Aim of the task
Copy the data that follows, character for character, minus the pictures.

Exercise materials
* Start *
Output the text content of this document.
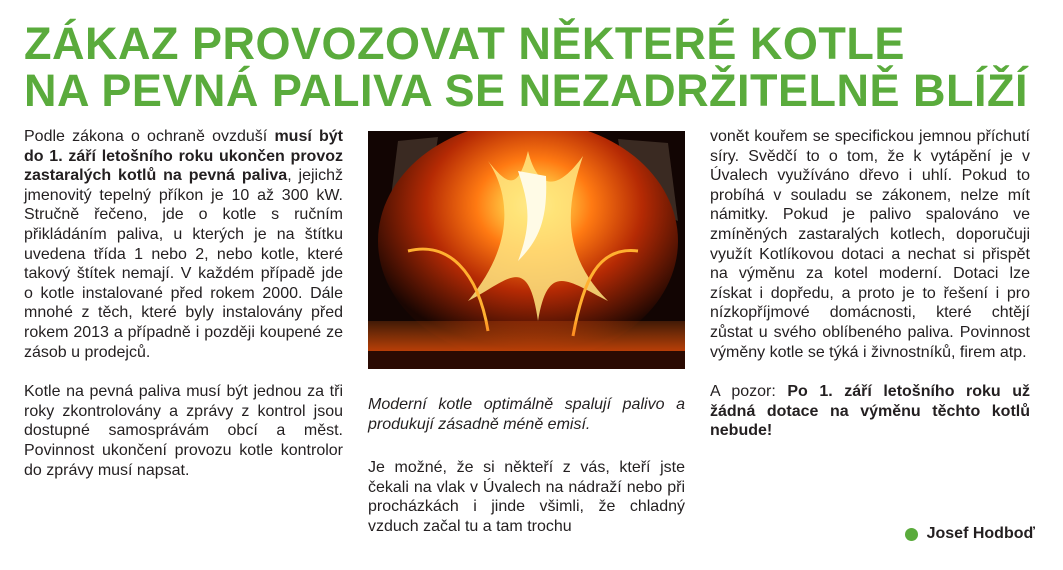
ZÁKAZ PROVOZOVAT NĚKTERÉ KOTLE
NA PEVNÁ PALIVA SE NEZADRŽITELNĚ BLÍŽÍ

Podle zákona o ochraně ovzduší musí být do 1. září letošního roku ukončen provoz zastaralých kotlů na pevná paliva, jejichž jmenovitý tepelný příkon je 10 až 300 kW. Stručně řečeno, jde o kotle s ručním přikládáním paliva, u kterých je na štítku uvedena třída 1 nebo 2, nebo kotle, které takový štítek nemají. V každém případě jde o kotle instalované před rokem 2000. Dále mnohé z těch, které byly instalovány před rokem 2013 a případně i později koupené ze zásob u prodejců.

Kotle na pevná paliva musí být jednou za tři roky zkontrolovány a zprávy z kontrol jsou dostupné samosprávám obcí a měst. Povinnost ukončení provozu kotle kontrolor do zprávy musí napsat.

Moderní kotle optimálně spalují palivo a produkují zásadně méně emisí.

Je možné, že si někteří z vás, kteří jste čekali na vlak v Úvalech na nádraží nebo při procházkách i jinde všimli, že chladný vzduch začal tu a tam trochu

vonět kouřem se specifickou jemnou příchutí síry. Svědčí to o tom, že k vytápění je v Úvalech využíváno dřevo i uhlí. Pokud to probíhá v souladu se zákonem, nelze mít námitky. Pokud je palivo spalováno ve zmíněných zastaralých kotlech, doporučuji využít Kotlíkovou dotaci a nechat si přispět na výměnu za kotel moderní. Dotaci lze získat i dopředu, a proto je to řešení i pro nízkopříjmové domácnosti, které chtějí zůstat u svého oblíbeného paliva. Povinnost výměny kotle se týká i živnostníků, firem atp.

A pozor: Po 1. září letošního roku už žádná dotace na výměnu těchto kotlů nebude!

Josef Hodboď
* End *
Output
Output the text content of this document.
ZÁKAZ PROVOZOVAT NĚKTERÉ KOTLE
NA PEVNÁ PALIVA SE NEZADRŽITELNĚ BLÍŽÍ

Podle zákona o ochraně ovzduší musí být do 1. září letošního roku ukončen provoz zastaralých kotlů na pevná paliva, jejichž jmenovitý tepelný příkon je 10 až 300 kW. Stručně řečeno, jde o kotle s ručním přikládáním paliva, u kterých je na štítku uvedena třída 1 nebo 2, nebo kotle, které takový štítek nemají. V každém případě jde o kotle instalované před rokem 2000. Dále mnohé z těch, které byly instalovány před rokem 2013 a případně i později koupené ze zásob u prodejců.

Kotle na pevná paliva musí být jednou za tři roky zkontrolovány a zprávy z kontrol jsou dostupné samosprávám obcí a měst. Povinnost ukončení provozu kotle kontrolor do zprávy musí napsat.

Moderní kotle optimálně spalují palivo a produkují zásadně méně emisí.

Je možné, že si někteří z vás, kteří jste čekali na vlak v Úvalech na nádraží nebo při procházkách i jinde všimli, že chladný vzduch začal tu a tam trochu

vonět kouřem se specifickou jemnou příchutí síry. Svědčí to o tom, že k vytápění je v Úvalech využíváno dřevo i uhlí. Pokud to probíhá v souladu se zákonem, nelze mít námitky. Pokud je palivo spalováno ve zmíněných zastaralých kotlech, doporučuji využít Kotlíkovou dotaci a nechat si přispět na výměnu za kotel moderní. Dotaci lze získat i dopředu, a proto je to řešení i pro nízkopříjmové domácnosti, které chtějí zůstat u svého oblíbeného paliva. Povinnost výměny kotle se týká i živnostníků, firem atp.

A pozor: Po 1. září letošního roku už žádná dotace na výměnu těchto kotlů nebude!

Josef Hodboď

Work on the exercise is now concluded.